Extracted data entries
● ● ●
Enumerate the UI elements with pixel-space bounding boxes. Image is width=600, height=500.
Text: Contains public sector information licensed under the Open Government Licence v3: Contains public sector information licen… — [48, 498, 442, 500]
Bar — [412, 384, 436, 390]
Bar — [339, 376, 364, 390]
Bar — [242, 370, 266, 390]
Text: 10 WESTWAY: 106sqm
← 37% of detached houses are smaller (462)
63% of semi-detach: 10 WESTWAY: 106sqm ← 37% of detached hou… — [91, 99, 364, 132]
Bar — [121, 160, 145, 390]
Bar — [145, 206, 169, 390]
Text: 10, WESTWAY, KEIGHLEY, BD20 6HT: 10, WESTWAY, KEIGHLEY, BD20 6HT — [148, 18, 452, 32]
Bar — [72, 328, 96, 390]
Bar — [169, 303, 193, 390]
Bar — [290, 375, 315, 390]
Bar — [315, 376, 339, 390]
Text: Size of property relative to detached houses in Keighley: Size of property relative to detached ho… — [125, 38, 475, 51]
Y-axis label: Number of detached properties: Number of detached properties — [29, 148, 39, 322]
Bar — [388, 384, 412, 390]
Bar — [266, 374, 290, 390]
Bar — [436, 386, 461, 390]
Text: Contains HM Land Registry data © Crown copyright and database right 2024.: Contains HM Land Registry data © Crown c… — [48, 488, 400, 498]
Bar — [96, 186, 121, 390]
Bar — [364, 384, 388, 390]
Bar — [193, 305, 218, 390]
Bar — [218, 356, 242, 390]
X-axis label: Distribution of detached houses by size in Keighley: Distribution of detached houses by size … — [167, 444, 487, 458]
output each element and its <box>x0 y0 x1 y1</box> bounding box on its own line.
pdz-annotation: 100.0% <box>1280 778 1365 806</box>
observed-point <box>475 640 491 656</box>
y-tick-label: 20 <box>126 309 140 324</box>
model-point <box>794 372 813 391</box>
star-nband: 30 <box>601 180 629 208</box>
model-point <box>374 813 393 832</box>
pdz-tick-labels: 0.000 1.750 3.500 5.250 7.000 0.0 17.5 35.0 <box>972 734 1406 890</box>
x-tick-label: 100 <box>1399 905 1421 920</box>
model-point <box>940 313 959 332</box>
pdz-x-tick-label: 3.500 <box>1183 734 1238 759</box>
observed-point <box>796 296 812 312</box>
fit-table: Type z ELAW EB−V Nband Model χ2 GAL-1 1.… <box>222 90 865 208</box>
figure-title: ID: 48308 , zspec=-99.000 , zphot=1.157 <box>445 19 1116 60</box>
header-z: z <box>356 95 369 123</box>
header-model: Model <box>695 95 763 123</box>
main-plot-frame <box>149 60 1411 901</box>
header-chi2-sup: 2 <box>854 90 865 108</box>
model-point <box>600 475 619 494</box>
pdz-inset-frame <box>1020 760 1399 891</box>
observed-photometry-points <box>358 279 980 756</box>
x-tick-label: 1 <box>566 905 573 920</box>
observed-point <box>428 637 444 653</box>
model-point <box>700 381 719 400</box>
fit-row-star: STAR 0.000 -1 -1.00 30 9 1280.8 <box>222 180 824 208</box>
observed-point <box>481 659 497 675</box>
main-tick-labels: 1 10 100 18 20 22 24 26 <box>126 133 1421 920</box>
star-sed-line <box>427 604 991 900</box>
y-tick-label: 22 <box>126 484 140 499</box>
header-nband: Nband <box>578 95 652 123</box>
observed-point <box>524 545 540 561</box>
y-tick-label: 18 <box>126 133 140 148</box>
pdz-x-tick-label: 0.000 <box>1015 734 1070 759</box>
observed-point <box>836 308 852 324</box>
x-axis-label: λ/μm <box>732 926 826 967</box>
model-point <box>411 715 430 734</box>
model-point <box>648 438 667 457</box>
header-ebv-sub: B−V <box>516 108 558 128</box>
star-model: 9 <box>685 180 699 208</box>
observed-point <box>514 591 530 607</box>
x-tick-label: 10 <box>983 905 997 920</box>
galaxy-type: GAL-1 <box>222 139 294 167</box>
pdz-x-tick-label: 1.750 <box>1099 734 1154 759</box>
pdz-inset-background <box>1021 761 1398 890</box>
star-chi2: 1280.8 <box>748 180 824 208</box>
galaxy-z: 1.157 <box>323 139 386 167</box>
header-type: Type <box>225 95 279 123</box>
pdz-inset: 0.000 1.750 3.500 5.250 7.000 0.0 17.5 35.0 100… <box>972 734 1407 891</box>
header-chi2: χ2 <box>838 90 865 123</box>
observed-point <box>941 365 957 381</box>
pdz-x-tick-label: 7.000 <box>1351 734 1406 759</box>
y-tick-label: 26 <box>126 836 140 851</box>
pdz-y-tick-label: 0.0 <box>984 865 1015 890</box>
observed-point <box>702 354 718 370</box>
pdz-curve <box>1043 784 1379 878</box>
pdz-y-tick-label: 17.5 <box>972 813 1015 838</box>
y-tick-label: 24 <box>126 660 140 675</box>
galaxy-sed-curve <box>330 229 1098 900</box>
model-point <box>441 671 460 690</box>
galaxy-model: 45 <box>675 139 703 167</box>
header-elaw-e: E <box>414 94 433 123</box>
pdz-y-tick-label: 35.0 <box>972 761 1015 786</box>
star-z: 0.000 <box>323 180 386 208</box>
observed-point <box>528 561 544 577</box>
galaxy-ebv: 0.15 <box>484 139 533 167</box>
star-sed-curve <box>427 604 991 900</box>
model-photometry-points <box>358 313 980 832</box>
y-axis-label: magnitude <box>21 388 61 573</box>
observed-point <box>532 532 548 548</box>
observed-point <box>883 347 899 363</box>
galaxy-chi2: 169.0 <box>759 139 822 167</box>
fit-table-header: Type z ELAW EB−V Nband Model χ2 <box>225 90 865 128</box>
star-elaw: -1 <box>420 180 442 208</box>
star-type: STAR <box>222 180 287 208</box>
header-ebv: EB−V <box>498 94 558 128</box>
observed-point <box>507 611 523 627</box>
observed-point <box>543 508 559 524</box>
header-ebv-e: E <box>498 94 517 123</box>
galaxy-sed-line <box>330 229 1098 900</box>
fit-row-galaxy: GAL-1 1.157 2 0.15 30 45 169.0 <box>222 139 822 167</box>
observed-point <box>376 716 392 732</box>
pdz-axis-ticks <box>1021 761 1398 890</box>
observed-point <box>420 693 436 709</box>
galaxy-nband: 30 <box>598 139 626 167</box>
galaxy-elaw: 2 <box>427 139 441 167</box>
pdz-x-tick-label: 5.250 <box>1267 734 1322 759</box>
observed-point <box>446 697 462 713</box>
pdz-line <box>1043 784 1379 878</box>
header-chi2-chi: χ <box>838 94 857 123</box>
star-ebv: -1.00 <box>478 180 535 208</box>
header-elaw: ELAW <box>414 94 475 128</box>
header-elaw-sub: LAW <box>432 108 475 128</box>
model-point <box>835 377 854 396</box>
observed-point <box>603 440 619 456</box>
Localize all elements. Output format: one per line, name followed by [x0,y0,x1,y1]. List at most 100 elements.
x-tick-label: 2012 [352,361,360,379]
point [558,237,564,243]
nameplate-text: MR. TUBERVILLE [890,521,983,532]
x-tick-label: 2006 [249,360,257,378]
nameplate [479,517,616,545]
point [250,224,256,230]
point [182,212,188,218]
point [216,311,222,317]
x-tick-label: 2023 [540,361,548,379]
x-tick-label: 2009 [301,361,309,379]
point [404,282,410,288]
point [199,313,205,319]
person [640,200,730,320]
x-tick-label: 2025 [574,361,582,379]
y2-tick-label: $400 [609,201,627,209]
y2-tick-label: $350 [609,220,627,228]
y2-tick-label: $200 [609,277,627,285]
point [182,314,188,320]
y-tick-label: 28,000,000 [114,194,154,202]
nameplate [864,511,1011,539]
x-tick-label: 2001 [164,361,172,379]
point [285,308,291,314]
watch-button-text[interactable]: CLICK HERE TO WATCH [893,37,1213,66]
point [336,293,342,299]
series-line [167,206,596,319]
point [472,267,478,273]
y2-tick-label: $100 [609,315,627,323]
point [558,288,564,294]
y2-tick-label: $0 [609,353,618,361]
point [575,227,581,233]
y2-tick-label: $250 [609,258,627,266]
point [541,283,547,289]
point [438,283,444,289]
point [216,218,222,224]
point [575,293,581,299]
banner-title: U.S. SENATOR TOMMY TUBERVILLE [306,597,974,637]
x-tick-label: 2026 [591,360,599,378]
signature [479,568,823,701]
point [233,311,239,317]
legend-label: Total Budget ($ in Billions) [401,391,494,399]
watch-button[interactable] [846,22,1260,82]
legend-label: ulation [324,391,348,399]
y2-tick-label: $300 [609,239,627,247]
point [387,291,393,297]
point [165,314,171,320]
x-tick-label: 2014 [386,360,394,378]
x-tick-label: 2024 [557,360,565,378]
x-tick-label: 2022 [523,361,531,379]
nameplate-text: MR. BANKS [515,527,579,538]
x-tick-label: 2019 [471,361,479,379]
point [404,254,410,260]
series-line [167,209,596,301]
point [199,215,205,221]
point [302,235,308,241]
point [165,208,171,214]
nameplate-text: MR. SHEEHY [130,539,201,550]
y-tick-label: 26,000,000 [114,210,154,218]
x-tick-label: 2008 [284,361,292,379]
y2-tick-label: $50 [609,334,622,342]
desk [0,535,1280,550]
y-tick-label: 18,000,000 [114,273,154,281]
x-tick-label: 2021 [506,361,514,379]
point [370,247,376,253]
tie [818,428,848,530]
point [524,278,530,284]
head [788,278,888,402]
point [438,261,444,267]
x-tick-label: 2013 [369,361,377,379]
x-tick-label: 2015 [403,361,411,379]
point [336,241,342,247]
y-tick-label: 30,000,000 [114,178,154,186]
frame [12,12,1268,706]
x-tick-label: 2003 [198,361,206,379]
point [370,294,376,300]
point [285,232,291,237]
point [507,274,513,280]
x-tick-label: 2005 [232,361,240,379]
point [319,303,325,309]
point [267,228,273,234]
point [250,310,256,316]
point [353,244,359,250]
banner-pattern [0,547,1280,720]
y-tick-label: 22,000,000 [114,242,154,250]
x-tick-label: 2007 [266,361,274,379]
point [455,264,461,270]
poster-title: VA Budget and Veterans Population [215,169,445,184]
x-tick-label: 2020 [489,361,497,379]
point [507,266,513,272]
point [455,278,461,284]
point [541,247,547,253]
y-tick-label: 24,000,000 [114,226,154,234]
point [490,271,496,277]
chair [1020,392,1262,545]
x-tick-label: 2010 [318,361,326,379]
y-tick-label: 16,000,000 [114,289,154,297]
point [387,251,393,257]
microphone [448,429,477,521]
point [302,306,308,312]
● ● ●
**TASK OBJECTIVE:**
Update the records from the start through the line with "model-point <box>374 813 393 832</box>", changing "Bar" to "Column" wherever it appears and leaving everything else as it is.

**OUTPUT OF THE TASK:**
Enumerate the UI elements with pixel-space bounding boxes. Image is width=600, height=500.
Text: Contains public sector information licensed under the Open Government Licence v3: Contains public sector information licen… — [48, 498, 442, 500]
Column — [412, 384, 436, 390]
Column — [339, 376, 364, 390]
Column — [242, 370, 266, 390]
Text: 10 WESTWAY: 106sqm
← 37% of detached houses are smaller (462)
63% of semi-detach: 10 WESTWAY: 106sqm ← 37% of detached hou… — [91, 99, 364, 132]
Column — [121, 160, 145, 390]
Column — [145, 206, 169, 390]
Text: 10, WESTWAY, KEIGHLEY, BD20 6HT: 10, WESTWAY, KEIGHLEY, BD20 6HT — [148, 18, 452, 32]
Column — [72, 328, 96, 390]
Column — [169, 303, 193, 390]
Column — [290, 375, 315, 390]
Column — [315, 376, 339, 390]
Text: Size of property relative to detached houses in Keighley: Size of property relative to detached ho… — [125, 38, 475, 51]
Y-axis label: Number of detached properties: Number of detached properties — [29, 148, 39, 322]
Column — [388, 384, 412, 390]
Column — [266, 374, 290, 390]
Column — [436, 386, 461, 390]
Text: Contains HM Land Registry data © Crown copyright and database right 2024.: Contains HM Land Registry data © Crown c… — [48, 488, 400, 498]
Column — [96, 186, 121, 390]
Column — [364, 384, 388, 390]
Column — [193, 305, 218, 390]
Column — [218, 356, 242, 390]
X-axis label: Distribution of detached houses by size in Keighley: Distribution of detached houses by size … — [167, 444, 487, 458]
output each element and its <box>x0 y0 x1 y1</box> bounding box on its own line.
pdz-annotation: 100.0% <box>1280 778 1365 806</box>
observed-point <box>475 640 491 656</box>
y-tick-label: 20 <box>126 309 140 324</box>
model-point <box>794 372 813 391</box>
star-nband: 30 <box>601 180 629 208</box>
model-point <box>374 813 393 832</box>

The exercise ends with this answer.